*Record excerpts:*

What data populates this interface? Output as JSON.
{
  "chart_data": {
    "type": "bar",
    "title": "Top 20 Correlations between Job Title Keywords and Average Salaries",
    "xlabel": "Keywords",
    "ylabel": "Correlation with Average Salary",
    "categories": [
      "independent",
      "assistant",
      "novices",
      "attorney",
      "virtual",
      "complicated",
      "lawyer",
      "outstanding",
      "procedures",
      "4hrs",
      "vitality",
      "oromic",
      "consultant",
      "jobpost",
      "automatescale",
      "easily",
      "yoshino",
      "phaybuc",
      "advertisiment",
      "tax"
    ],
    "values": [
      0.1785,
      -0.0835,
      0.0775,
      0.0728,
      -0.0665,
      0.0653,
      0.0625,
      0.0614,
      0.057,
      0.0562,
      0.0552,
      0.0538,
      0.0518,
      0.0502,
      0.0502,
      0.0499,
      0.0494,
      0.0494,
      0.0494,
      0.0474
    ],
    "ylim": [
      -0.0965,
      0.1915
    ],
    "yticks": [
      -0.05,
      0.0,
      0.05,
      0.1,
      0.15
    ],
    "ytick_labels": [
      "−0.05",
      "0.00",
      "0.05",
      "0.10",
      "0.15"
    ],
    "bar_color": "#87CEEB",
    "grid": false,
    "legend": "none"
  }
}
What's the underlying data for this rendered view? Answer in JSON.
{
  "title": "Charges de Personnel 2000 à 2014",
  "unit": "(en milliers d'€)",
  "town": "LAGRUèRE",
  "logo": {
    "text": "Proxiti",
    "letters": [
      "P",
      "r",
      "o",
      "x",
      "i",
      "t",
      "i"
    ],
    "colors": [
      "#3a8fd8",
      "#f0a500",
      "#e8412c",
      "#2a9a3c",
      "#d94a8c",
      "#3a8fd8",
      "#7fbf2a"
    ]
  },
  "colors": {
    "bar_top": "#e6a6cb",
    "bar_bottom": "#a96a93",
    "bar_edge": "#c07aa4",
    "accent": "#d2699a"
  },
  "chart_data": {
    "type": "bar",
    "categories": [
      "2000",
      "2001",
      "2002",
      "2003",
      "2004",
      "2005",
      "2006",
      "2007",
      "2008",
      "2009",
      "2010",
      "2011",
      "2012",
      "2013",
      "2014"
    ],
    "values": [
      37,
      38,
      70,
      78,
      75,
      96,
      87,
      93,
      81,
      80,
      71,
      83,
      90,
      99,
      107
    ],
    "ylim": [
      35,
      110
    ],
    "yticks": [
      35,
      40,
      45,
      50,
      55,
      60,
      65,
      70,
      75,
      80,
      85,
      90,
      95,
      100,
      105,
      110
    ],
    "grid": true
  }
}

*Goal:*
Go through the listing and print each line exactly as it appears.

*Worked answer:*
What data populates this interface? Output as JSON.
{
  "chart_data": {
    "type": "bar",
    "title": "Top 20 Correlations between Job Title Keywords and Average Salaries",
    "xlabel": "Keywords",
    "ylabel": "Correlation with Average Salary",
    "categories": [
      "independent",
      "assistant",
      "novices",
      "attorney",
      "virtual",
      "complicated",
      "lawyer",
      "outstanding",
      "procedures",
      "4hrs",
      "vitality",
      "oromic",
      "consultant",
      "jobpost",
      "automatescale",
      "easily",
      "yoshino",
      "phaybuc",
      "advertisiment",
      "tax"
    ],
    "values": [
      0.1785,
      -0.0835,
      0.0775,
      0.0728,
      -0.0665,
      0.0653,
      0.0625,
      0.0614,
      0.057,
      0.0562,
      0.0552,
      0.0538,
      0.0518,
      0.0502,
      0.0502,
      0.0499,
      0.0494,
      0.0494,
      0.0494,
      0.0474
    ],
    "ylim": [
      -0.0965,
      0.1915
    ],
    "yticks": [
      -0.05,
      0.0,
      0.05,
      0.1,
      0.15
    ],
    "ytick_labels": [
      "−0.05",
      "0.00",
      "0.05",
      "0.10",
      "0.15"
    ],
    "bar_color": "#87CEEB",
    "grid": false,
    "legend": "none"
  }
}
What's the underlying data for this rendered view? Answer in JSON.
{
  "title": "Charges de Personnel 2000 à 2014",
  "unit": "(en milliers d'€)",
  "town": "LAGRUèRE",
  "logo": {
    "text": "Proxiti",
    "letters": [
      "P",
      "r",
      "o",
      "x",
      "i",
      "t",
      "i"
    ],
    "colors": [
      "#3a8fd8",
      "#f0a500",
      "#e8412c",
      "#2a9a3c",
      "#d94a8c",
      "#3a8fd8",
      "#7fbf2a"
    ]
  },
  "colors": {
    "bar_top": "#e6a6cb",
    "bar_bottom": "#a96a93",
    "bar_edge": "#c07aa4",
    "accent": "#d2699a"
  },
  "chart_data": {
    "type": "bar",
    "categories": [
      "2000",
      "2001",
      "2002",
      "2003",
      "2004",
      "2005",
      "2006",
      "2007",
      "2008",
      "2009",
      "2010",
      "2011",
      "2012",
      "2013",
      "2014"
    ],
    "values": [
      37,
      38,
      70,
      78,
      75,
      96,
      87,
      93,
      81,
      80,
      71,
      83,
      90,
      99,
      107
    ],
    "ylim": [
      35,
      110
    ],
    "yticks": [
      35,
      40,
      45,
      50,
      55,
      60,
      65,
      70,
      75,
      80,
      85,
      90,
      95,
      100,
      105,
      110
    ],
    "grid": true
  }
}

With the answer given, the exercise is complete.